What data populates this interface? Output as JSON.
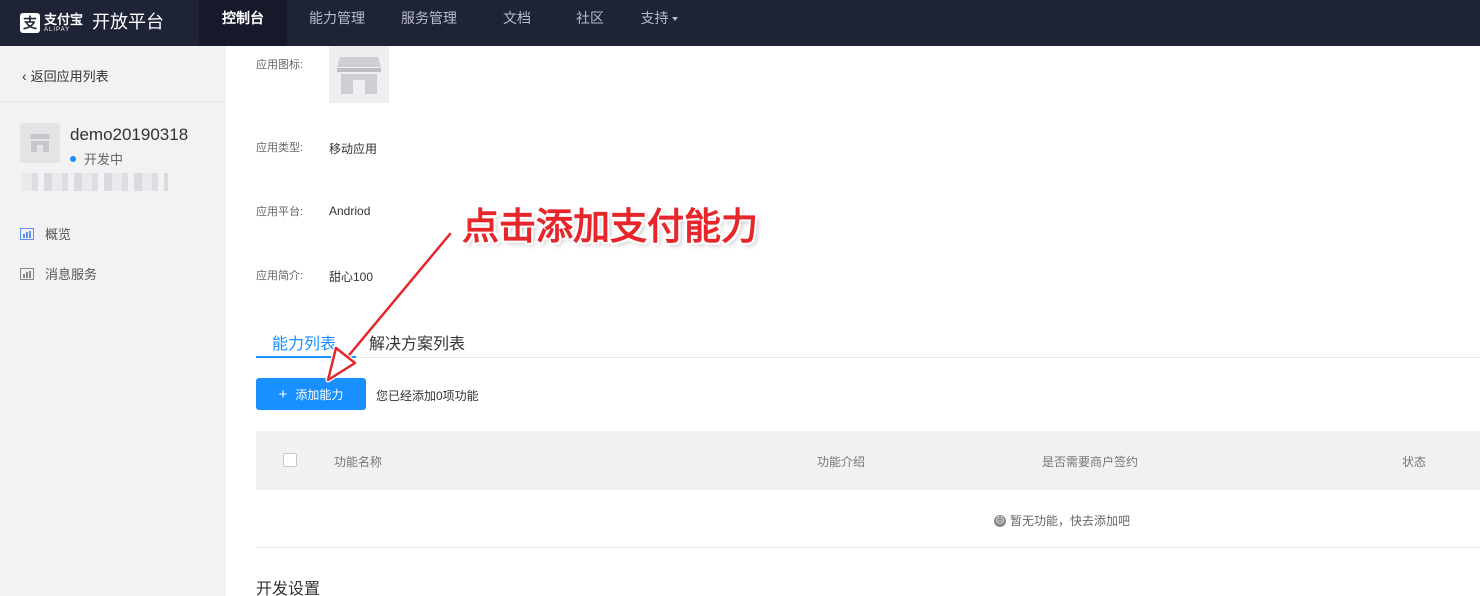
{
  "brand": {
    "logo_mark": "支",
    "logo_cn": "支付宝",
    "logo_en": "ALIPAY",
    "platform": "开放平台"
  },
  "nav": {
    "items": [
      {
        "label": "控制台",
        "active": true
      },
      {
        "label": "能力管理"
      },
      {
        "label": "服务管理"
      },
      {
        "label": "文档"
      },
      {
        "label": "社区"
      },
      {
        "label": "支持"
      }
    ]
  },
  "sidebar": {
    "back_label": "返回应用列表",
    "app_name": "demo20190318",
    "app_status": "开发中",
    "menu": [
      {
        "label": "概览",
        "icon": "chart-icon"
      },
      {
        "label": "消息服务",
        "icon": "chart-icon"
      }
    ]
  },
  "fields": {
    "icon_label": "应用图标:",
    "type_label": "应用类型:",
    "type_value": "移动应用",
    "platform_label": "应用平台:",
    "platform_value": "Andriod",
    "intro_label": "应用简介:",
    "intro_value": "甜心100"
  },
  "tabs": [
    {
      "label": "能力列表",
      "active": true
    },
    {
      "label": "解决方案列表"
    }
  ],
  "actions": {
    "add_plus": "+",
    "add_label": "添加能力",
    "added_note": "您已经添加0项功能"
  },
  "table": {
    "headers": [
      "功能名称",
      "功能介绍",
      "是否需要商户签约",
      "状态"
    ],
    "empty_text": "暂无功能，快去添加吧"
  },
  "section_title": "开发设置",
  "annotation": {
    "callout": "点击添加支付能力",
    "color": "#e6262b"
  },
  "colors": {
    "nav_bg": "#1e2336",
    "accent": "#1890ff",
    "sidebar_bg": "#f2f2f5"
  }
}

Problem statement
Transcribe the whole listing, character for character, but not its images.

Solution below
What data populates this interface? Output as JSON.
{
  "brand": {
    "logo_mark": "支",
    "logo_cn": "支付宝",
    "logo_en": "ALIPAY",
    "platform": "开放平台"
  },
  "nav": {
    "items": [
      {
        "label": "控制台",
        "active": true
      },
      {
        "label": "能力管理"
      },
      {
        "label": "服务管理"
      },
      {
        "label": "文档"
      },
      {
        "label": "社区"
      },
      {
        "label": "支持"
      }
    ]
  },
  "sidebar": {
    "back_label": "返回应用列表",
    "app_name": "demo20190318",
    "app_status": "开发中",
    "menu": [
      {
        "label": "概览",
        "icon": "chart-icon"
      },
      {
        "label": "消息服务",
        "icon": "chart-icon"
      }
    ]
  },
  "fields": {
    "icon_label": "应用图标:",
    "type_label": "应用类型:",
    "type_value": "移动应用",
    "platform_label": "应用平台:",
    "platform_value": "Andriod",
    "intro_label": "应用简介:",
    "intro_value": "甜心100"
  },
  "tabs": [
    {
      "label": "能力列表",
      "active": true
    },
    {
      "label": "解决方案列表"
    }
  ],
  "actions": {
    "add_plus": "+",
    "add_label": "添加能力",
    "added_note": "您已经添加0项功能"
  },
  "table": {
    "headers": [
      "功能名称",
      "功能介绍",
      "是否需要商户签约",
      "状态"
    ],
    "empty_text": "暂无功能，快去添加吧"
  },
  "section_title": "开发设置",
  "annotation": {
    "callout": "点击添加支付能力",
    "color": "#e6262b"
  },
  "colors": {
    "nav_bg": "#1e2336",
    "accent": "#1890ff",
    "sidebar_bg": "#f2f2f5"
  }
}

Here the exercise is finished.